Write out each line that follows exactly as it stands, without the pictures.

**Material to process:**

----

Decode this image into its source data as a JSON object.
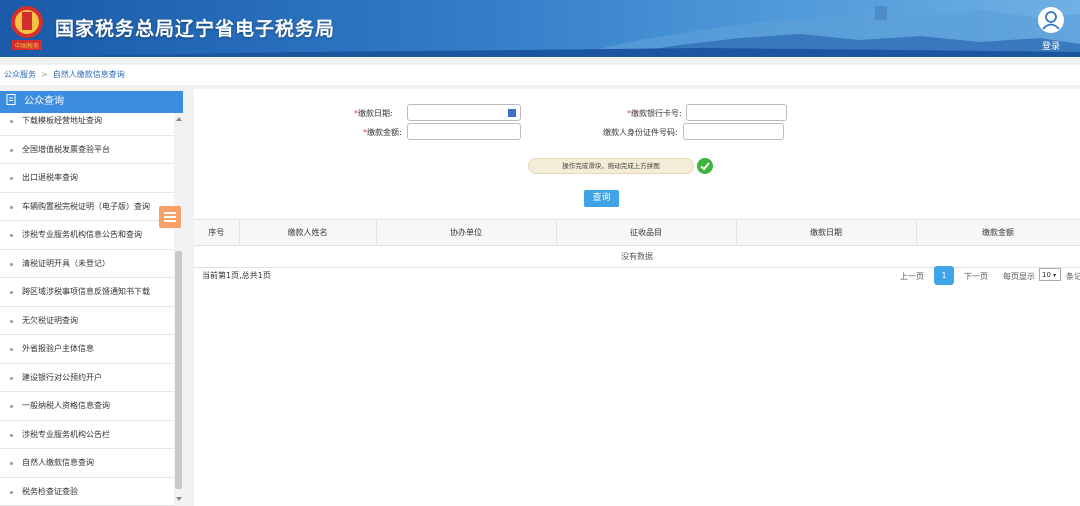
{
  "header": {
    "title": "国家税务总局辽宁省电子税务局",
    "login_label": "登录",
    "emblem_text": "中国税务"
  },
  "breadcrumb": {
    "home": "公众服务",
    "sep": ">",
    "current": "自然人缴款信息查询"
  },
  "sidebar": {
    "title": "公众查询",
    "items": [
      "下载模板经营地址查询",
      "全国增值税发票查验平台",
      "出口退税率查询",
      "车辆购置税完税证明（电子版）查询",
      "涉税专业服务机构信息公告和查询",
      "清税证明开具（未登记）",
      "跨区域涉税事项信息反馈通知书下载",
      "无欠税证明查询",
      "外省报验户主体信息",
      "建设银行对公预约开户",
      "一般纳税人资格信息查询",
      "涉税专业服务机构公告栏",
      "自然人缴款信息查询",
      "税务检查证查验"
    ]
  },
  "form": {
    "payment_date_label": "缴款日期:",
    "payment_amount_label": "缴款金额:",
    "bank_card_label": "缴款银行卡号:",
    "id_number_label": "缴款人身份证件号码:",
    "required_mark": "*",
    "payment_date_value": "",
    "payment_amount_value": "",
    "bank_card_value": "",
    "id_number_value": "",
    "captcha_text": "操作完成滑块，拖动完成上方拼图",
    "query_button": "查询"
  },
  "table": {
    "columns": [
      "序号",
      "缴款人姓名",
      "协办单位",
      "征收品目",
      "缴款日期",
      "缴款金额"
    ],
    "empty_text": "没有数据"
  },
  "pagination": {
    "summary": "当前第1页,总共1页",
    "prev": "上一页",
    "current_page": "1",
    "next": "下一页",
    "per_page_label": "每页显示",
    "per_page_value": "10",
    "per_page_suffix": "条记"
  },
  "colors": {
    "header_blue": "#2f79c6",
    "sidebar_head": "#3a8de0",
    "button_blue": "#3fa3e8",
    "toggle_orange": "#f7a06a",
    "success_green": "#3db53d"
  }
}
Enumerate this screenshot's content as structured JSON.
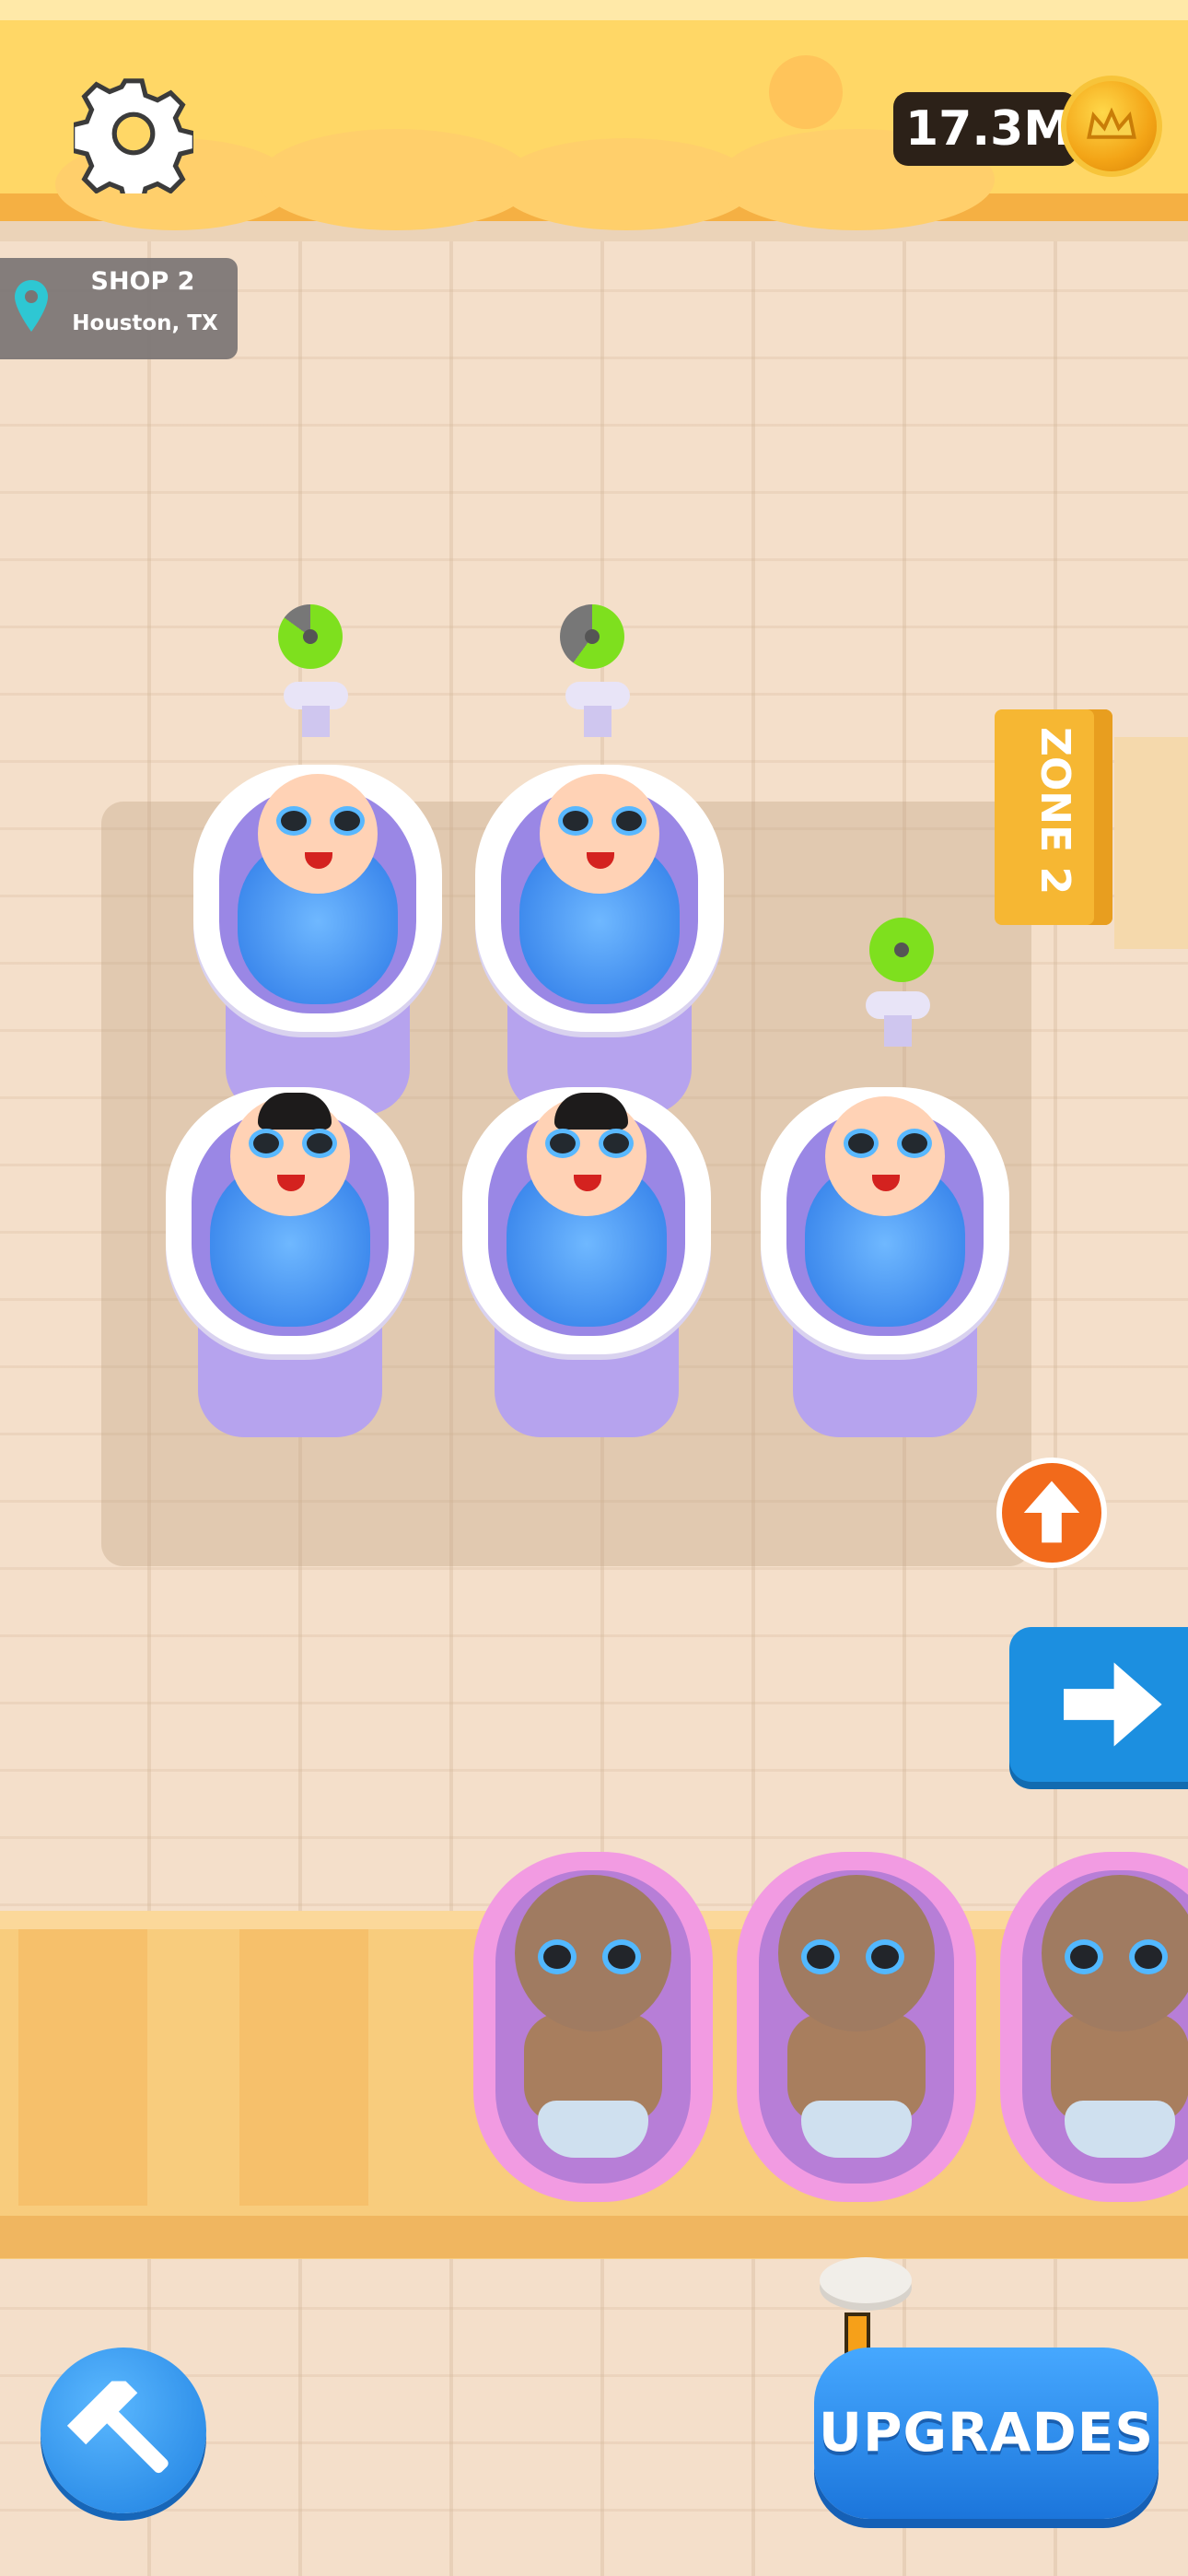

----

**Solution to the exercise:**
Decode this image into its source data as a JSON object.
{
  "header": {
    "title": "国家税务总局辽宁省电子税务局",
    "login_label": "登录",
    "emblem_text": "中国税务"
  },
  "breadcrumb": {
    "home": "公众服务",
    "sep": ">",
    "current": "自然人缴款信息查询"
  },
  "sidebar": {
    "title": "公众查询",
    "items": [
      "下载模板经营地址查询",
      "全国增值税发票查验平台",
      "出口退税率查询",
      "车辆购置税完税证明（电子版）查询",
      "涉税专业服务机构信息公告和查询",
      "清税证明开具（未登记）",
      "跨区域涉税事项信息反馈通知书下载",
      "无欠税证明查询",
      "外省报验户主体信息",
      "建设银行对公预约开户",
      "一般纳税人资格信息查询",
      "涉税专业服务机构公告栏",
      "自然人缴款信息查询",
      "税务检查证查验"
    ]
  },
  "form": {
    "payment_date_label": "缴款日期:",
    "payment_amount_label": "缴款金额:",
    "bank_card_label": "缴款银行卡号:",
    "id_number_label": "缴款人身份证件号码:",
    "required_mark": "*",
    "payment_date_value": "",
    "payment_amount_value": "",
    "bank_card_value": "",
    "id_number_value": "",
    "captcha_text": "操作完成滑块，拖动完成上方拼图",
    "query_button": "查询"
  },
  "table": {
    "columns": [
      "序号",
      "缴款人姓名",
      "协办单位",
      "征收品目",
      "缴款日期",
      "缴款金额"
    ],
    "empty_text": "没有数据"
  },
  "pagination": {
    "summary": "当前第1页,总共1页",
    "prev": "上一页",
    "current_page": "1",
    "next": "下一页",
    "per_page_label": "每页显示",
    "per_page_value": "10",
    "per_page_suffix": "条记"
  },
  "colors": {
    "header_blue": "#2f79c6",
    "sidebar_head": "#3a8de0",
    "button_blue": "#3fa3e8",
    "toggle_orange": "#f7a06a",
    "success_green": "#3db53d"
  }
}
Enumerate this screenshot's content as structured JSON.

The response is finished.